AIM:
Repeat each entry exactly and drop the pictures.

THE DATA:
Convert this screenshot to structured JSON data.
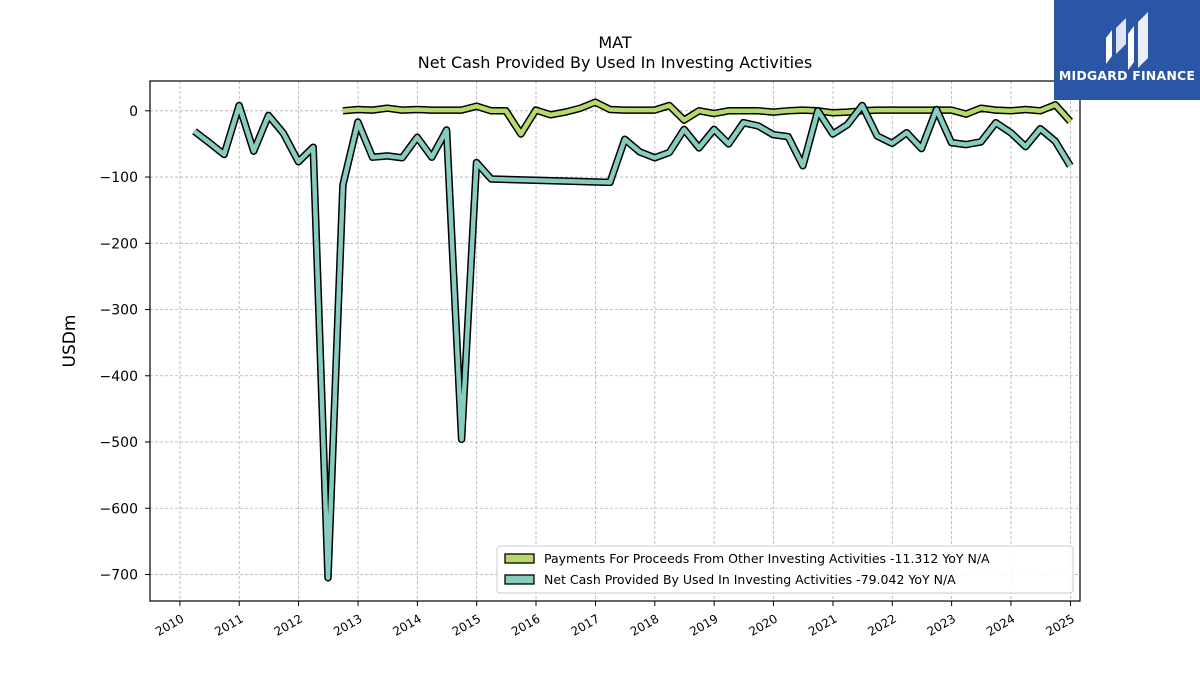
{
  "logo": {
    "text": "MIDGARD FINANCE",
    "bg_color": "#2a56a5"
  },
  "chart_data": {
    "type": "line",
    "title": "MAT",
    "subtitle": "Net Cash Provided By Used In Investing Activities",
    "ylabel": "USDm",
    "xlabel": "",
    "xlim": [
      "2009-07-01",
      "2025-03-01"
    ],
    "ylim": [
      -740,
      45
    ],
    "y_ticks": [
      0,
      -100,
      -200,
      -300,
      -400,
      -500,
      -600,
      -700
    ],
    "y_tick_labels": [
      "0",
      "−100",
      "−200",
      "−300",
      "−400",
      "−500",
      "−600",
      "−700"
    ],
    "x_ticks": [
      "2010",
      "2011",
      "2012",
      "2013",
      "2014",
      "2015",
      "2016",
      "2017",
      "2018",
      "2019",
      "2020",
      "2021",
      "2022",
      "2023",
      "2024",
      "2025"
    ],
    "grid": true,
    "legend_position": "lower-right",
    "series": [
      {
        "name": "Payments For Proceeds From Other Investing Activities  -11.312 YoY N/A",
        "color": "#b5d96a",
        "points": [
          [
            "2012-09-30",
            0
          ],
          [
            "2012-12-31",
            2
          ],
          [
            "2013-03-31",
            1
          ],
          [
            "2013-06-30",
            4
          ],
          [
            "2013-09-30",
            1
          ],
          [
            "2013-12-31",
            2
          ],
          [
            "2014-03-31",
            1
          ],
          [
            "2014-06-30",
            1
          ],
          [
            "2014-09-30",
            1
          ],
          [
            "2014-12-31",
            7
          ],
          [
            "2015-03-31",
            0
          ],
          [
            "2015-06-30",
            0
          ],
          [
            "2015-09-30",
            -35
          ],
          [
            "2015-12-31",
            1
          ],
          [
            "2016-03-31",
            -6
          ],
          [
            "2016-06-30",
            -2
          ],
          [
            "2016-09-30",
            4
          ],
          [
            "2016-12-31",
            13
          ],
          [
            "2017-03-31",
            2
          ],
          [
            "2017-06-30",
            1
          ],
          [
            "2017-09-30",
            1
          ],
          [
            "2017-12-31",
            1
          ],
          [
            "2018-03-31",
            8
          ],
          [
            "2018-06-30",
            -14
          ],
          [
            "2018-09-30",
            0
          ],
          [
            "2018-12-31",
            -4
          ],
          [
            "2019-03-31",
            0
          ],
          [
            "2019-06-30",
            0
          ],
          [
            "2019-09-30",
            0
          ],
          [
            "2019-12-31",
            -2
          ],
          [
            "2020-03-31",
            0
          ],
          [
            "2020-06-30",
            1
          ],
          [
            "2020-09-30",
            0
          ],
          [
            "2020-12-31",
            -3
          ],
          [
            "2021-03-31",
            -2
          ],
          [
            "2021-06-30",
            0
          ],
          [
            "2021-09-30",
            1
          ],
          [
            "2021-12-31",
            1
          ],
          [
            "2022-03-31",
            1
          ],
          [
            "2022-06-30",
            1
          ],
          [
            "2022-09-30",
            1
          ],
          [
            "2022-12-31",
            1
          ],
          [
            "2023-03-31",
            -5
          ],
          [
            "2023-06-30",
            4
          ],
          [
            "2023-09-30",
            1
          ],
          [
            "2023-12-31",
            0
          ],
          [
            "2024-03-31",
            2
          ],
          [
            "2024-06-30",
            0
          ],
          [
            "2024-09-30",
            9
          ],
          [
            "2024-12-31",
            -16
          ]
        ]
      },
      {
        "name": "Net Cash Provided By Used In Investing Activities  -79.042 YoY N/A",
        "color": "#86cdc0",
        "points": [
          [
            "2010-03-31",
            -31
          ],
          [
            "2010-06-30",
            -48
          ],
          [
            "2010-09-30",
            -66
          ],
          [
            "2010-12-31",
            8
          ],
          [
            "2011-03-31",
            -61
          ],
          [
            "2011-06-30",
            -7
          ],
          [
            "2011-09-30",
            -34
          ],
          [
            "2011-12-31",
            -77
          ],
          [
            "2012-03-31",
            -55
          ],
          [
            "2012-06-30",
            -705
          ],
          [
            "2012-09-30",
            -112
          ],
          [
            "2012-12-31",
            -17
          ],
          [
            "2013-03-31",
            -70
          ],
          [
            "2013-06-30",
            -68
          ],
          [
            "2013-09-30",
            -71
          ],
          [
            "2013-12-31",
            -40
          ],
          [
            "2014-03-31",
            -70
          ],
          [
            "2014-06-30",
            -29
          ],
          [
            "2014-09-30",
            -496
          ],
          [
            "2014-12-31",
            -78
          ],
          [
            "2015-03-31",
            -103
          ],
          [
            "2017-03-31",
            -108
          ],
          [
            "2017-06-30",
            -43
          ],
          [
            "2017-09-30",
            -62
          ],
          [
            "2017-12-31",
            -71
          ],
          [
            "2018-03-31",
            -63
          ],
          [
            "2018-06-30",
            -28
          ],
          [
            "2018-09-30",
            -56
          ],
          [
            "2018-12-31",
            -28
          ],
          [
            "2019-03-31",
            -50
          ],
          [
            "2019-06-30",
            -18
          ],
          [
            "2019-09-30",
            -23
          ],
          [
            "2019-12-31",
            -36
          ],
          [
            "2020-03-31",
            -39
          ],
          [
            "2020-06-30",
            -83
          ],
          [
            "2020-09-30",
            0
          ],
          [
            "2020-12-31",
            -35
          ],
          [
            "2021-03-31",
            -21
          ],
          [
            "2021-06-30",
            8
          ],
          [
            "2021-09-30",
            -38
          ],
          [
            "2021-12-31",
            -49
          ],
          [
            "2022-03-31",
            -33
          ],
          [
            "2022-06-30",
            -57
          ],
          [
            "2022-09-30",
            2
          ],
          [
            "2022-12-31",
            -48
          ],
          [
            "2023-03-31",
            -51
          ],
          [
            "2023-06-30",
            -47
          ],
          [
            "2023-09-30",
            -18
          ],
          [
            "2023-12-31",
            -33
          ],
          [
            "2024-03-31",
            -54
          ],
          [
            "2024-06-30",
            -27
          ],
          [
            "2024-09-30",
            -46
          ],
          [
            "2024-12-31",
            -83
          ]
        ]
      }
    ]
  }
}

TASK SOLUTION:
Convert this screenshot to structured JSON data.
{
  "logo": {
    "text": "MIDGARD FINANCE",
    "bg_color": "#2a56a5"
  },
  "chart_data": {
    "type": "line",
    "title": "MAT",
    "subtitle": "Net Cash Provided By Used In Investing Activities",
    "ylabel": "USDm",
    "xlabel": "",
    "xlim": [
      "2009-07-01",
      "2025-03-01"
    ],
    "ylim": [
      -740,
      45
    ],
    "y_ticks": [
      0,
      -100,
      -200,
      -300,
      -400,
      -500,
      -600,
      -700
    ],
    "y_tick_labels": [
      "0",
      "−100",
      "−200",
      "−300",
      "−400",
      "−500",
      "−600",
      "−700"
    ],
    "x_ticks": [
      "2010",
      "2011",
      "2012",
      "2013",
      "2014",
      "2015",
      "2016",
      "2017",
      "2018",
      "2019",
      "2020",
      "2021",
      "2022",
      "2023",
      "2024",
      "2025"
    ],
    "grid": true,
    "legend_position": "lower-right",
    "series": [
      {
        "name": "Payments For Proceeds From Other Investing Activities  -11.312 YoY N/A",
        "color": "#b5d96a",
        "points": [
          [
            "2012-09-30",
            0
          ],
          [
            "2012-12-31",
            2
          ],
          [
            "2013-03-31",
            1
          ],
          [
            "2013-06-30",
            4
          ],
          [
            "2013-09-30",
            1
          ],
          [
            "2013-12-31",
            2
          ],
          [
            "2014-03-31",
            1
          ],
          [
            "2014-06-30",
            1
          ],
          [
            "2014-09-30",
            1
          ],
          [
            "2014-12-31",
            7
          ],
          [
            "2015-03-31",
            0
          ],
          [
            "2015-06-30",
            0
          ],
          [
            "2015-09-30",
            -35
          ],
          [
            "2015-12-31",
            1
          ],
          [
            "2016-03-31",
            -6
          ],
          [
            "2016-06-30",
            -2
          ],
          [
            "2016-09-30",
            4
          ],
          [
            "2016-12-31",
            13
          ],
          [
            "2017-03-31",
            2
          ],
          [
            "2017-06-30",
            1
          ],
          [
            "2017-09-30",
            1
          ],
          [
            "2017-12-31",
            1
          ],
          [
            "2018-03-31",
            8
          ],
          [
            "2018-06-30",
            -14
          ],
          [
            "2018-09-30",
            0
          ],
          [
            "2018-12-31",
            -4
          ],
          [
            "2019-03-31",
            0
          ],
          [
            "2019-06-30",
            0
          ],
          [
            "2019-09-30",
            0
          ],
          [
            "2019-12-31",
            -2
          ],
          [
            "2020-03-31",
            0
          ],
          [
            "2020-06-30",
            1
          ],
          [
            "2020-09-30",
            0
          ],
          [
            "2020-12-31",
            -3
          ],
          [
            "2021-03-31",
            -2
          ],
          [
            "2021-06-30",
            0
          ],
          [
            "2021-09-30",
            1
          ],
          [
            "2021-12-31",
            1
          ],
          [
            "2022-03-31",
            1
          ],
          [
            "2022-06-30",
            1
          ],
          [
            "2022-09-30",
            1
          ],
          [
            "2022-12-31",
            1
          ],
          [
            "2023-03-31",
            -5
          ],
          [
            "2023-06-30",
            4
          ],
          [
            "2023-09-30",
            1
          ],
          [
            "2023-12-31",
            0
          ],
          [
            "2024-03-31",
            2
          ],
          [
            "2024-06-30",
            0
          ],
          [
            "2024-09-30",
            9
          ],
          [
            "2024-12-31",
            -16
          ]
        ]
      },
      {
        "name": "Net Cash Provided By Used In Investing Activities  -79.042 YoY N/A",
        "color": "#86cdc0",
        "points": [
          [
            "2010-03-31",
            -31
          ],
          [
            "2010-06-30",
            -48
          ],
          [
            "2010-09-30",
            -66
          ],
          [
            "2010-12-31",
            8
          ],
          [
            "2011-03-31",
            -61
          ],
          [
            "2011-06-30",
            -7
          ],
          [
            "2011-09-30",
            -34
          ],
          [
            "2011-12-31",
            -77
          ],
          [
            "2012-03-31",
            -55
          ],
          [
            "2012-06-30",
            -705
          ],
          [
            "2012-09-30",
            -112
          ],
          [
            "2012-12-31",
            -17
          ],
          [
            "2013-03-31",
            -70
          ],
          [
            "2013-06-30",
            -68
          ],
          [
            "2013-09-30",
            -71
          ],
          [
            "2013-12-31",
            -40
          ],
          [
            "2014-03-31",
            -70
          ],
          [
            "2014-06-30",
            -29
          ],
          [
            "2014-09-30",
            -496
          ],
          [
            "2014-12-31",
            -78
          ],
          [
            "2015-03-31",
            -103
          ],
          [
            "2017-03-31",
            -108
          ],
          [
            "2017-06-30",
            -43
          ],
          [
            "2017-09-30",
            -62
          ],
          [
            "2017-12-31",
            -71
          ],
          [
            "2018-03-31",
            -63
          ],
          [
            "2018-06-30",
            -28
          ],
          [
            "2018-09-30",
            -56
          ],
          [
            "2018-12-31",
            -28
          ],
          [
            "2019-03-31",
            -50
          ],
          [
            "2019-06-30",
            -18
          ],
          [
            "2019-09-30",
            -23
          ],
          [
            "2019-12-31",
            -36
          ],
          [
            "2020-03-31",
            -39
          ],
          [
            "2020-06-30",
            -83
          ],
          [
            "2020-09-30",
            0
          ],
          [
            "2020-12-31",
            -35
          ],
          [
            "2021-03-31",
            -21
          ],
          [
            "2021-06-30",
            8
          ],
          [
            "2021-09-30",
            -38
          ],
          [
            "2021-12-31",
            -49
          ],
          [
            "2022-03-31",
            -33
          ],
          [
            "2022-06-30",
            -57
          ],
          [
            "2022-09-30",
            2
          ],
          [
            "2022-12-31",
            -48
          ],
          [
            "2023-03-31",
            -51
          ],
          [
            "2023-06-30",
            -47
          ],
          [
            "2023-09-30",
            -18
          ],
          [
            "2023-12-31",
            -33
          ],
          [
            "2024-03-31",
            -54
          ],
          [
            "2024-06-30",
            -27
          ],
          [
            "2024-09-30",
            -46
          ],
          [
            "2024-12-31",
            -83
          ]
        ]
      }
    ]
  }
}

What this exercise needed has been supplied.